**Short task 1**
From the compiler project passage, list every file named in the table of project files.
**Short task 2**
Pick up the compiler project passage after its last line and write what comes next.

**Passage provided**
Compiler project structure

File	Description
Pipfile	pipenv settings
compiler/CodeGen.py	The code generator that you will write. Not provided by the template repo.
compiler/Interpreter.py	A SimpleIR interpreter for comparing output
grammar/Makefile	A build file for the grammar
grammar/SimpleIR.g4	The SimpleIR grammar
pyproject.toml	python project settings

.gitignore files are for git and __init__.py are for python modules.

Implementation

Skeleton code

Here is the start to compiler/CodeGen.py

import os
import sys
import math
from textwrap import indent, dedent
from antlr4 import *
from grammar.SimpleIRLexer import SimpleIRLexer
from grammar.SimpleIRParser import SimpleIRParser
from grammar.SimpleIRListener import SimpleIRListener
import logging
logging.basicConfig(level=logging.DEBUG)

# This class defines a complete listener for a parse tree produced by SimpleIRParser.
class CodeGen(SimpleIRListener):
    def __init__(self, filename, outfile):
        self.filename = filename
        self.outfile = outfile
        self.symtab = {}
        self.bitwidth = 8

    def enterLocalvars(self, ctx:SimpleIRParser.LocalvarsContext):
        """Allocates space for local variables, including input parameters"""
        # get list of local variables
        locals = [ local.getText() for local in ctx.NAME() ]
        # create a list of offsets of the bitwidth
        offsets = map(lambda x: (x+1)*-self.bitwidth, range(len(locals)))
        # create a dictionary mapping locals to offsets
        self.symtab = dict(zip(locals, offsets))
        logging.debug(self.symtab)
        # compute the size of the stack space
        stackspace = len(self.symtab.keys()) * self.bitwidth
        logging.debug(stackspace)

**Supplied information**
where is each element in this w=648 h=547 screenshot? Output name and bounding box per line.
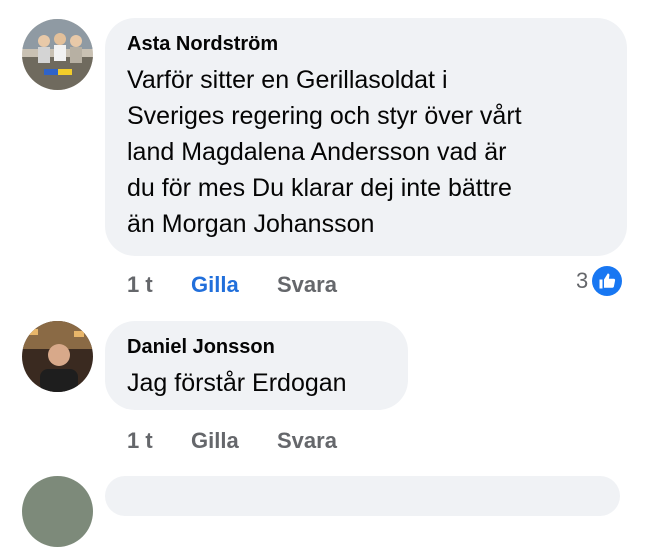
comment-actions: 1 t Gilla Svara xyxy=(127,428,337,454)
comment-text-line: Sveriges regering och styr över vårt xyxy=(127,102,522,130)
avatar[interactable] xyxy=(22,476,93,547)
reply-button[interactable]: Svara xyxy=(277,428,337,454)
reply-button[interactable]: Svara xyxy=(277,272,337,298)
comment-text-line: än Morgan Johansson xyxy=(127,210,375,238)
comment-bubble: Daniel Jonsson Jag förstår Erdogan xyxy=(105,321,408,410)
comment-timestamp[interactable]: 1 t xyxy=(127,272,191,298)
comment-author[interactable]: Daniel Jonsson xyxy=(127,335,386,359)
reaction-count: 3 xyxy=(576,268,589,293)
comment-timestamp[interactable]: 1 t xyxy=(127,428,191,454)
comment-text-line: Varför sitter en Gerillasoldat i xyxy=(127,66,448,94)
comment-bubble xyxy=(105,476,620,516)
comment-text-line: land Magdalena Andersson vad är xyxy=(127,138,507,166)
like-button[interactable]: Gilla xyxy=(191,428,277,454)
like-icon xyxy=(592,266,623,296)
comment-text: Jag förstår Erdogan xyxy=(127,369,347,397)
comment-text-line: du för mes Du klarar dej inte bättre xyxy=(127,174,512,202)
avatar[interactable] xyxy=(22,19,93,90)
comment-actions: 1 t Gilla Svara xyxy=(127,272,337,298)
comment-author[interactable]: Asta Nordström xyxy=(127,32,605,56)
avatar-image-asta xyxy=(22,19,93,90)
comment-bubble: Asta Nordström Varför sitter en Gerillas… xyxy=(105,18,627,256)
like-button[interactable]: Gilla xyxy=(191,272,277,298)
reaction-summary[interactable]: 3 xyxy=(576,266,623,296)
avatar[interactable] xyxy=(22,321,93,392)
avatar-image-daniel xyxy=(22,321,93,392)
avatar-image-next xyxy=(22,476,93,547)
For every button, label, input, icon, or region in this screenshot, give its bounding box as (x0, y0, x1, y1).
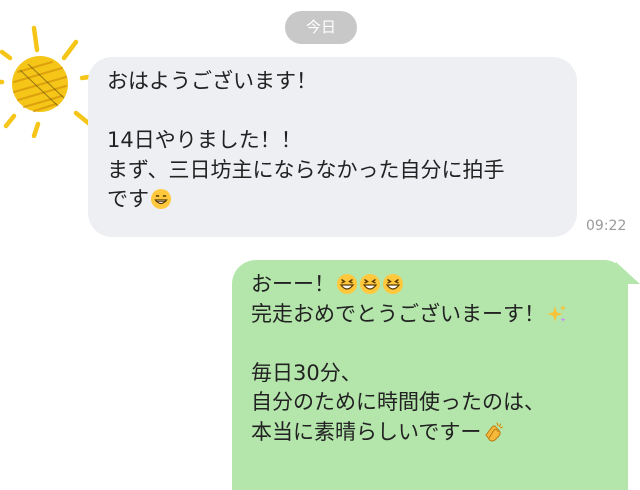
message-line: まず、三日坊主にならなかった自分に拍手 (107, 157, 505, 182)
bubble-tail (616, 262, 640, 284)
message-text: おーー！ (251, 272, 335, 296)
grinning-face-icon (150, 188, 172, 210)
message-line (107, 97, 577, 127)
message-line (251, 329, 628, 359)
grinning-squinting-face-icon (336, 273, 358, 295)
message-text: 本当に素晴らしいですー (251, 419, 482, 444)
message-line: おはようございます！ (107, 69, 317, 93)
grinning-squinting-face-icon (382, 273, 404, 295)
message-text: です (107, 187, 149, 211)
grinning-squinting-face-icon (359, 273, 381, 295)
message-timestamp: 09:22 (586, 218, 627, 234)
incoming-message-bubble[interactable]: おはようございます！ 14日やりました！！ まず、三日坊主にならなかった自分に拍… (88, 57, 577, 237)
message-line-with-emoji: 本当に素晴らしいですー (251, 418, 628, 448)
clapping-hands-icon (482, 421, 504, 443)
message-line-with-emoji: 完走おめでとうございまーす！ (251, 300, 628, 330)
message-line-with-emoji: おーー！ (251, 270, 628, 300)
outgoing-message-bubble[interactable]: おーー！ 完走おめでとうございまーす！ 毎日30分、 自分のために時間使ったのは… (232, 260, 628, 490)
message-line: 毎日30分、 (251, 360, 362, 385)
date-separator: 今日 (285, 11, 357, 44)
message-line: 14日やりました！！ (107, 128, 302, 152)
message-text: 完走おめでとうございまーす！ (251, 301, 545, 326)
message-line: 自分のために時間使ったのは、 (251, 390, 545, 414)
sparkles-icon (546, 303, 568, 325)
message-line-with-emoji: です (107, 185, 577, 215)
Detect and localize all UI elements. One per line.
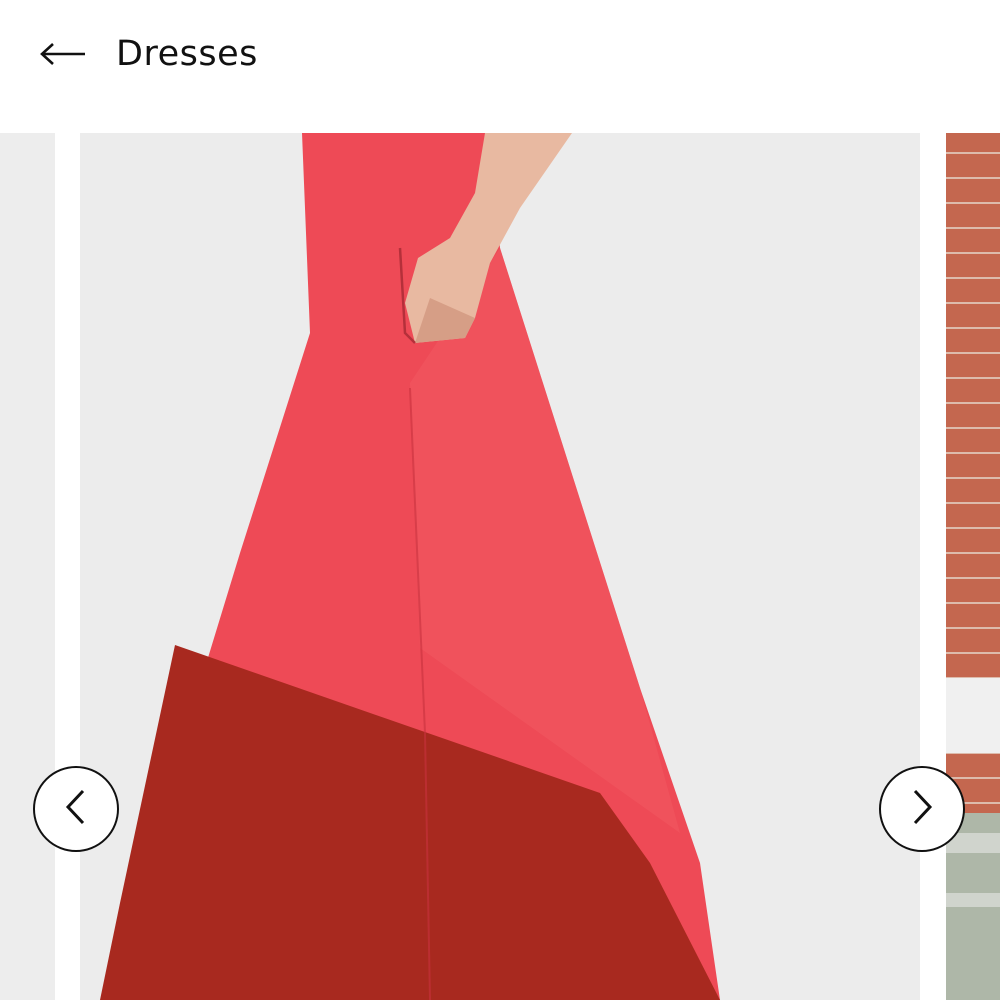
brick-wall-photo: [946, 133, 1000, 1000]
previous-slide-peek[interactable]: [0, 133, 55, 1000]
next-image-button[interactable]: [879, 766, 965, 852]
arrow-left-icon: [38, 42, 88, 66]
top-bar: Dresses: [0, 0, 1000, 110]
product-image[interactable]: [80, 133, 920, 1000]
next-slide-peek[interactable]: [946, 133, 1000, 1000]
chevron-right-icon: [907, 788, 937, 831]
page-title: Dresses: [116, 34, 258, 74]
back-button[interactable]: [38, 30, 94, 78]
dress-photo: [80, 133, 920, 1000]
chevron-left-icon: [61, 788, 91, 831]
product-image-carousel[interactable]: [0, 133, 1000, 1000]
previous-image-button[interactable]: [33, 766, 119, 852]
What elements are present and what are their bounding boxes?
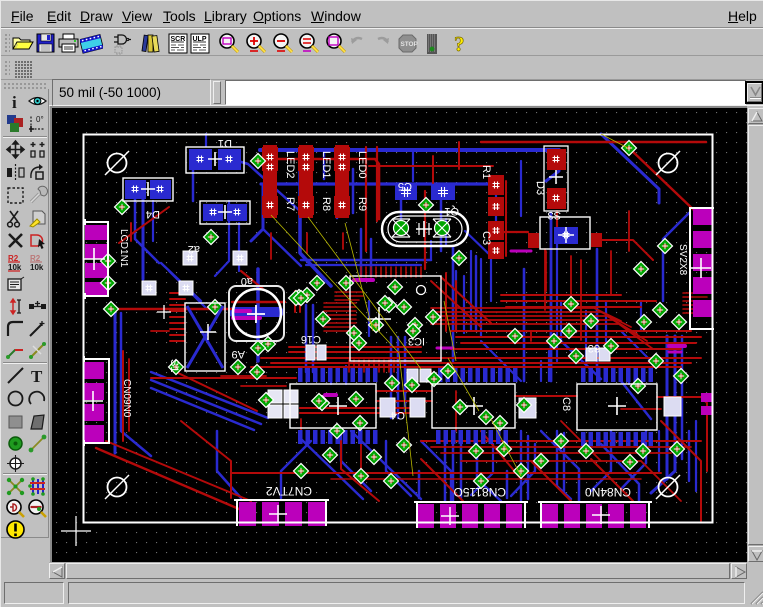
svg-text:Q1: Q1	[444, 205, 459, 217]
svg-text:C5: C5	[398, 180, 412, 192]
svg-text:S3: S3	[548, 209, 561, 221]
svg-text:R7: R7	[284, 197, 296, 211]
svg-text:LED1: LED1	[320, 151, 332, 179]
svg-text:a2: a2	[188, 243, 200, 255]
svg-text:C3: C3	[480, 231, 492, 245]
svg-text:CN84N0: CN84N0	[585, 485, 631, 499]
svg-text:?: ?	[454, 32, 465, 55]
svg-text:SV2X8: SV2X8	[677, 244, 688, 276]
svg-text:83: 83	[588, 342, 600, 354]
svg-text:C4: C4	[391, 409, 405, 421]
svg-text:CN09N0: CN09N0	[121, 379, 132, 418]
svg-text:0°: 0°	[36, 115, 44, 124]
svg-text:CN8115O: CN8115O	[454, 485, 506, 499]
svg-text:D3: D3	[534, 181, 546, 195]
svg-text:R9: R9	[356, 197, 368, 211]
svg-text:LED2: LED2	[284, 151, 296, 179]
svg-text:D4: D4	[146, 208, 160, 220]
svg-text:D1: D1	[218, 137, 232, 149]
svg-text:LCD1N1: LCD1N1	[118, 229, 129, 268]
svg-text:R1: R1	[480, 165, 492, 179]
svg-text:STOP: STOP	[401, 41, 419, 48]
svg-text:C8: C8	[560, 397, 572, 411]
svg-text:i: i	[12, 93, 17, 112]
svg-text:R8: R8	[320, 197, 332, 211]
svg-text:A9: A9	[232, 348, 245, 360]
svg-text:a0: a0	[241, 275, 253, 287]
svg-text:T: T	[31, 367, 43, 386]
svg-text:C16: C16	[301, 333, 321, 345]
svg-text:S1: S1	[168, 359, 180, 372]
svg-text:IC3: IC3	[408, 335, 425, 347]
svg-text:LED0: LED0	[356, 151, 368, 179]
svg-text:10k: 10k	[30, 263, 44, 272]
svg-text:CN7TV2: CN7TV2	[266, 484, 312, 498]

**Exercise answer 1**
Pipfile, compiler/CodeGen.py, compiler/Interpreter.py, grammar/Makefile, grammar/SimpleIR.g4, pyproject.toml

**Exercise answer 2**
        # ceiling to 8 bytes
        stackoffset = math.ceil(stackspace / 8) * 8
        # align to 16 bytes by adding 8 to account for rbx if already aligned to 16 bytes
        stackoffset += (stackoffset + 8) % 16
        logging.debug(stackoffset)
        # Emit an instruction to allocate stack space for locals
        self.outfile.write(indent(dedent(f'''\
            # allocate stack space for locals
            sub\t${stackoffset}, %rsp
        '''), '\t'))

    def enterAssign(self, ctx:SimpleIRParser.AssignContext):
        """Assign value to a variable"""
        if SimpleIRParser.NAME == ctx.operand.type:
            operand = f"{self.symtab[ctx.operand.text]}(%rbp)"
        elif SimpleIRParser.NUM == ctx.operand.type:
            operand = f"${ctx.operand.text}"
        self.outfile.write(indent(dedent(f'''\
            # assign {ctx.operand.text} to {ctx.NAME(0).getText()}
            mov\t{operand}, %rax
            mov\t%rax, {self.symtab[ctx.NAME(0).getText()]}(%rbp)
        '''), '\t'))

    def enterDeref(self, ctx:SimpleIRParser.DerefContext):
        """Derefence a variable and assign is value"""
        # TODO
        pass

    def enterRef(self, ctx:SimpleIRParser.RefContext):
        """Get the address of a varaible"""
        # TODO
        pass

    def enterAssignderef(self, ctx:SimpleIRParser.AssignderefContext):
        """Assign to a dereferenced variable"""
        # TODO
        pass

def main():
    import sys
    if len(sys.argv) > 1:
        filepath = sys.argv[1]
        input_stream = FileStream(filepath)
        filename = os.path.basename(filepath)
    else:
        input_stream = StdinStream()
        filename = "stdin"

    lexer = SimpleIRLexer(input_stream)
    stream = CommonTokenStream(lexer)
    parser = SimpleIRParser(stream)
    tree = parser.unit()
    if parser.getNumberOfSyntaxErrors() > 0:
        print("syntax errors")
        exit(1)
    # print(tree.toStringTree())
    walker = ParseTreeWalker()
    walker.walk(CodeGen(filename, sys.stdout), tree)

if __name__ == '__main__':
    main()

Emitting assembly code

The CodeGen class provides a self.outfile file to write to. In python, write a string using

self.outfile.write("The string to emit")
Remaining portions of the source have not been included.